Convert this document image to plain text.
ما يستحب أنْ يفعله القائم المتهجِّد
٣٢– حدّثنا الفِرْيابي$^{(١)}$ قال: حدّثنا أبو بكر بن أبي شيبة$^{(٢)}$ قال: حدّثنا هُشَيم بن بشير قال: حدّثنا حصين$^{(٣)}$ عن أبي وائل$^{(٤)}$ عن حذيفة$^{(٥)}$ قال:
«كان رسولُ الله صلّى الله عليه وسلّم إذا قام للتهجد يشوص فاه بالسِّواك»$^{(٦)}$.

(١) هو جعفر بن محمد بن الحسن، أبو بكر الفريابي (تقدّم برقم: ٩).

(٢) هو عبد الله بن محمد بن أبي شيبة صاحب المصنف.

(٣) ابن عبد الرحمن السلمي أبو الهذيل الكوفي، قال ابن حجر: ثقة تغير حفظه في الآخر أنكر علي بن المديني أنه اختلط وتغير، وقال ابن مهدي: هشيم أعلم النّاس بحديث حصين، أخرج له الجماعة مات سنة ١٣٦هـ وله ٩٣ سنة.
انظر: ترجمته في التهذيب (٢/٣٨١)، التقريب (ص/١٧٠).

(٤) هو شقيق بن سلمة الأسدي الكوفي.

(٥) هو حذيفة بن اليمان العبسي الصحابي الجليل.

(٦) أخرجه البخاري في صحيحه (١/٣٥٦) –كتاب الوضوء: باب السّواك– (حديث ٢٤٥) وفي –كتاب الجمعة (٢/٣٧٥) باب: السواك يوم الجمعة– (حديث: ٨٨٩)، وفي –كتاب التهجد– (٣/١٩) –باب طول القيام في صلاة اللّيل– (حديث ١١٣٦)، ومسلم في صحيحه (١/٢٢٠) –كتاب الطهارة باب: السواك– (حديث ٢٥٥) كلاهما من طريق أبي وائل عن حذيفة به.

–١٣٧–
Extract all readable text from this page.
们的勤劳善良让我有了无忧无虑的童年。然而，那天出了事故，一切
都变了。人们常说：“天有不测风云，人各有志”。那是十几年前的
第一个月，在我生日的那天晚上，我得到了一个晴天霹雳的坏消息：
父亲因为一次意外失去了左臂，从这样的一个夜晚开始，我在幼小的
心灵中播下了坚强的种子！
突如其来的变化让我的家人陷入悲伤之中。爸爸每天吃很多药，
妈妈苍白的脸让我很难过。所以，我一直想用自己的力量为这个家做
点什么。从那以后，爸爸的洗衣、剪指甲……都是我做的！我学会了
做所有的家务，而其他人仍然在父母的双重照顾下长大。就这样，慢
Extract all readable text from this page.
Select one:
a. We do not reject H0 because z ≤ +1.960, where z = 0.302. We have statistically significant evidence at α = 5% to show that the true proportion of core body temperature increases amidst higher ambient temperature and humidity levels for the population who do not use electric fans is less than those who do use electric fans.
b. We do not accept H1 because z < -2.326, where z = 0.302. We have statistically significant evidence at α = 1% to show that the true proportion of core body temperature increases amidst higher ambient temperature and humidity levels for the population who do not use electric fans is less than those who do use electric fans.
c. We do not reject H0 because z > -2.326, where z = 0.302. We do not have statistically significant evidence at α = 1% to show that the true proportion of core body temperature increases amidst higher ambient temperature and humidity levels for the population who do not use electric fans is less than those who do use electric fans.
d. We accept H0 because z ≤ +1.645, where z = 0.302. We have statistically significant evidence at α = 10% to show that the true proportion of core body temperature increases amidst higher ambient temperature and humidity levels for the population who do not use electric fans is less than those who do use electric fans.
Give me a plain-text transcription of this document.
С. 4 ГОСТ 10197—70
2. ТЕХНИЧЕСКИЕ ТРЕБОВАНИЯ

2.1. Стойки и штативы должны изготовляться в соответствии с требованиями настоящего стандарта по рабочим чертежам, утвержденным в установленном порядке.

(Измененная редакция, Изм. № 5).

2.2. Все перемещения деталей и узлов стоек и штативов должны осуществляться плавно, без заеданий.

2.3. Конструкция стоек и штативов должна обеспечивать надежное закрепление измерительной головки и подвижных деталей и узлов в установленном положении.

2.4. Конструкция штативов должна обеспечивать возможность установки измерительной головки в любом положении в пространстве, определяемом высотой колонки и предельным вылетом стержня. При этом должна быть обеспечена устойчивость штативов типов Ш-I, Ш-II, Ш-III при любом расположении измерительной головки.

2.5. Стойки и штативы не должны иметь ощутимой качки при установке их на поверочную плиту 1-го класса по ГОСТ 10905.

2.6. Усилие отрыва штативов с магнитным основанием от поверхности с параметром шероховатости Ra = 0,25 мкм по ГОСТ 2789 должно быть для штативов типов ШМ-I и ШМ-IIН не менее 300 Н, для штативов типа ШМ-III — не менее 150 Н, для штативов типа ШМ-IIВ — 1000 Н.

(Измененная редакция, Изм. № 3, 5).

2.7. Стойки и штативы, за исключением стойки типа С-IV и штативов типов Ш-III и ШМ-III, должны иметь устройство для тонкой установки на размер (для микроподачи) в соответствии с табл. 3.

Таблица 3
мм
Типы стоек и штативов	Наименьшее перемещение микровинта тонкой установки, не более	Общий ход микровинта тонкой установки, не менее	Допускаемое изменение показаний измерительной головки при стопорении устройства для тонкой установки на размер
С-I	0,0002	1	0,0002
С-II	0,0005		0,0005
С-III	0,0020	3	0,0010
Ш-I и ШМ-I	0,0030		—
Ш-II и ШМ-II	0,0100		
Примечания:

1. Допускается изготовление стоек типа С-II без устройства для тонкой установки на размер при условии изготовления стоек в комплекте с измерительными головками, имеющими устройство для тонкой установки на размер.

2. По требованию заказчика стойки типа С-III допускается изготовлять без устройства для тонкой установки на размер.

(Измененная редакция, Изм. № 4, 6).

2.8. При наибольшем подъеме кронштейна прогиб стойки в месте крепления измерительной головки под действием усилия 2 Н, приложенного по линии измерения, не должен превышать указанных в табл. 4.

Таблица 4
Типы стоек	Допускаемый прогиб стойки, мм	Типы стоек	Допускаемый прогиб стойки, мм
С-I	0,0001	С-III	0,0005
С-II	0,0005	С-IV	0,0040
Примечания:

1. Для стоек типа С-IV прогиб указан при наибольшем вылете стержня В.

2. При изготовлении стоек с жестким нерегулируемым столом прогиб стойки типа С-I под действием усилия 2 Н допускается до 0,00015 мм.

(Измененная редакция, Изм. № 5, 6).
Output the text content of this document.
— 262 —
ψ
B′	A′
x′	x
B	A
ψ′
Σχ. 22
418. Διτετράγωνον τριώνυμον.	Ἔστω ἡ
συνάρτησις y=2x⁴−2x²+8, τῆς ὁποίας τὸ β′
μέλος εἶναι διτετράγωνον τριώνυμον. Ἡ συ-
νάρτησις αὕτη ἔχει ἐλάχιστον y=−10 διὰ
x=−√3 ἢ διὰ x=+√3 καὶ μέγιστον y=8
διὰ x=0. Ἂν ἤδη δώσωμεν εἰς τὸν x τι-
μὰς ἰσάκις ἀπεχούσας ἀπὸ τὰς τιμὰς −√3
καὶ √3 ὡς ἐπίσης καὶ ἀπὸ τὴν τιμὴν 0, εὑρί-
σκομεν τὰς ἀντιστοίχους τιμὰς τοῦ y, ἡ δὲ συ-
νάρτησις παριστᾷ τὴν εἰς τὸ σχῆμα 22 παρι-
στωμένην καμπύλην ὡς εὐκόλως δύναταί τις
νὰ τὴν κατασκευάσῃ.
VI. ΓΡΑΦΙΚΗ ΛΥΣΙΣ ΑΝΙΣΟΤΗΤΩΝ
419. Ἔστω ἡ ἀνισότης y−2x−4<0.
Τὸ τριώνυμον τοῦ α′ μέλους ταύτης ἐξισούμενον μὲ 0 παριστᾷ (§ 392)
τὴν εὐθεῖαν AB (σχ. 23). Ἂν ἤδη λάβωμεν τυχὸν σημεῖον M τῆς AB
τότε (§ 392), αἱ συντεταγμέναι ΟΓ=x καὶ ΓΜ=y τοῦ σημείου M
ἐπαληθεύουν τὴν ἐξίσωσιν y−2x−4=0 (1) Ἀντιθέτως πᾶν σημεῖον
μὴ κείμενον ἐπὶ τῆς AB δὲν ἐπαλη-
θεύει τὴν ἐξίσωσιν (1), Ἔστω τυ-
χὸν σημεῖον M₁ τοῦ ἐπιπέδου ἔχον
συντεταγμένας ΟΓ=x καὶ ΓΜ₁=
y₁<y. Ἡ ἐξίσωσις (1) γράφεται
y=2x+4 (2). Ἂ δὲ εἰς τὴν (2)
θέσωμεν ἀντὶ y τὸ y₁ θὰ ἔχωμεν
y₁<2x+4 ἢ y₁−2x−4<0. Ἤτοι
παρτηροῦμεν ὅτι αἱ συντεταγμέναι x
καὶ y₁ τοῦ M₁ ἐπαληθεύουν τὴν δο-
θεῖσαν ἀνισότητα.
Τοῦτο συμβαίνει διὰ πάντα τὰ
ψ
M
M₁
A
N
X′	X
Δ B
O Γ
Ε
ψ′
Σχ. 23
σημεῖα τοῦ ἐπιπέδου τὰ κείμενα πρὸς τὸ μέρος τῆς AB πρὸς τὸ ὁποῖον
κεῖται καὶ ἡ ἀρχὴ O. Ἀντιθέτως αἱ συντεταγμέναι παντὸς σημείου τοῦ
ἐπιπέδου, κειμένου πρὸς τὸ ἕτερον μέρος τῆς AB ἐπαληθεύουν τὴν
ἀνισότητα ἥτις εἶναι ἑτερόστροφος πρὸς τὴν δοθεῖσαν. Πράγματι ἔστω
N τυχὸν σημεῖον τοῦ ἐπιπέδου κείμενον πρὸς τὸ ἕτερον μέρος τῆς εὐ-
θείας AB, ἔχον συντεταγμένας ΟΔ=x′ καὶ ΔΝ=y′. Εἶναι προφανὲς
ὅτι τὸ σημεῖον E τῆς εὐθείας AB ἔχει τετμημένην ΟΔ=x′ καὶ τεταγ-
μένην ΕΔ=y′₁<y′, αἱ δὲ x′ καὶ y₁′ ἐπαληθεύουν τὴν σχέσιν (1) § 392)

Given request: Copy each line that holds the word "ἐπαληθεύουν".

Result of the exercise:
ἐπαληθεύουν τὴν ἐξίσωσιν y−2x−4=0 (1) Ἀντιθέτως πᾶν σημεῖον
καὶ y₁ τοῦ M₁ ἐπαληθεύουν τὴν δο-
ἐπιπέδου, κειμένου πρὸς τὸ ἕτερον μέρος τῆς AB ἐπαληθεύουν τὴν
μένην ΕΔ=y′₁<y′, αἱ δὲ x′ καὶ y₁′ ἐπαληθεύουν τὴν σχέσιν (1) § 392)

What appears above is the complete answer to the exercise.